All that is needed is each line of the entries holding the word "color", copied as it stands.
╔══
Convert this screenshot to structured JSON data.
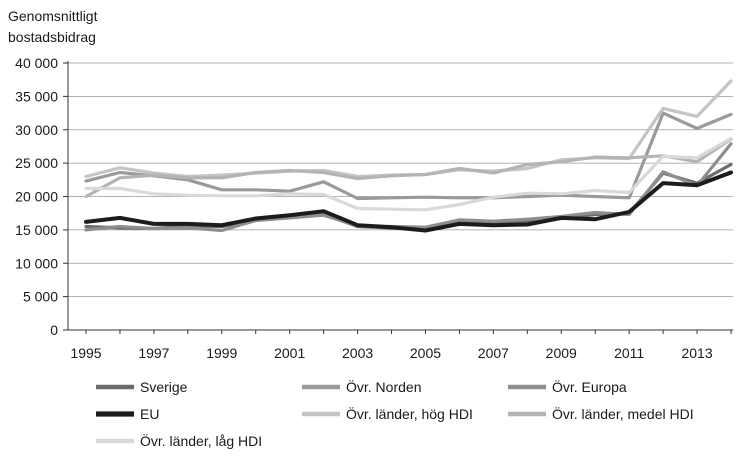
{
  "chart_data": {
    "type": "line",
    "ylabel": "Genomsnittligt bostadsbidrag",
    "ylabel_lines": [
      "Genomsnittligt",
      "bostadsbidrag"
    ],
    "ylim": [
      0,
      40000
    ],
    "yticks": [
      0,
      5000,
      10000,
      15000,
      20000,
      25000,
      30000,
      35000,
      40000
    ],
    "ytick_labels": [
      "0",
      "5 000",
      "10 000",
      "15 000",
      "20 000",
      "25 000",
      "30 000",
      "35 000",
      "40 000"
    ],
    "xlim": [
      1995,
      2014
    ],
    "xtick_labels": [
      "1995",
      "1997",
      "1999",
      "2001",
      "2003",
      "2005",
      "2007",
      "2009",
      "2011",
      "2013"
    ],
    "xtick_values": [
      1995,
      1997,
      1999,
      2001,
      2003,
      2005,
      2007,
      2009,
      2011,
      2013
    ],
    "grid": true,
    "legend_position": "bottom",
    "x": [
      1995,
      1996,
      1997,
      1998,
      1999,
      2000,
      2001,
      2002,
      2003,
      2004,
      2005,
      2006,
      2007,
      2008,
      2009,
      2010,
      2011,
      2012,
      2013,
      2014
    ],
    "series": [
      {
        "name": "Sverige",
        "color": "#6b6b6b",
        "width": 3.2,
        "values": [
          15500,
          15300,
          15200,
          15600,
          15500,
          16500,
          16900,
          17300,
          15500,
          15300,
          15200,
          16200,
          16000,
          16300,
          16700,
          17300,
          17500,
          23500,
          22000,
          24800
        ]
      },
      {
        "name": "Övr. Norden",
        "color": "#9a9a9a",
        "width": 3.2,
        "values": [
          22300,
          23600,
          23100,
          22500,
          21000,
          21000,
          20800,
          22200,
          19700,
          19800,
          19900,
          19800,
          19800,
          20000,
          20200,
          20000,
          19800,
          32500,
          30200,
          32300
        ]
      },
      {
        "name": "Övr. Europa",
        "color": "#8e8e8e",
        "width": 3.2,
        "values": [
          15000,
          15500,
          15200,
          15300,
          14900,
          16400,
          16800,
          17200,
          15600,
          15500,
          15400,
          16500,
          16300,
          16600,
          17000,
          17600,
          17300,
          23700,
          21600,
          27900
        ]
      },
      {
        "name": "EU",
        "color": "#1c1c1c",
        "width": 4.0,
        "values": [
          16200,
          16800,
          15900,
          15900,
          15700,
          16700,
          17200,
          17800,
          15700,
          15400,
          14900,
          15900,
          15700,
          15800,
          16800,
          16600,
          17700,
          22000,
          21700,
          23600
        ]
      },
      {
        "name": "Övr. länder, hög HDI",
        "color": "#c4c4c4",
        "width": 3.2,
        "values": [
          23000,
          24300,
          23500,
          23000,
          23200,
          23500,
          23800,
          23900,
          23000,
          23200,
          23300,
          24000,
          23800,
          24200,
          25500,
          25800,
          25700,
          33200,
          32000,
          37300
        ]
      },
      {
        "name": "Övr. länder, medel HDI",
        "color": "#b4b4b4",
        "width": 3.2,
        "values": [
          20000,
          22800,
          23200,
          22800,
          22800,
          23600,
          23900,
          23600,
          22700,
          23100,
          23300,
          24200,
          23500,
          24800,
          25200,
          25900,
          25800,
          26100,
          25200,
          28600
        ]
      },
      {
        "name": "Övr. länder, låg HDI",
        "color": "#d9d9d9",
        "width": 3.2,
        "values": [
          21200,
          21200,
          20400,
          20200,
          20100,
          20100,
          20400,
          20300,
          18200,
          18100,
          18000,
          18800,
          19900,
          20500,
          20400,
          20900,
          20600,
          26000,
          25800,
          28700
        ]
      }
    ]
  }
}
╚══
Completed task:
        "color": "#6b6b6b",
        "color": "#9a9a9a",
        "color": "#8e8e8e",
        "color": "#1c1c1c",
        "color": "#c4c4c4",
        "color": "#b4b4b4",
        "color": "#d9d9d9",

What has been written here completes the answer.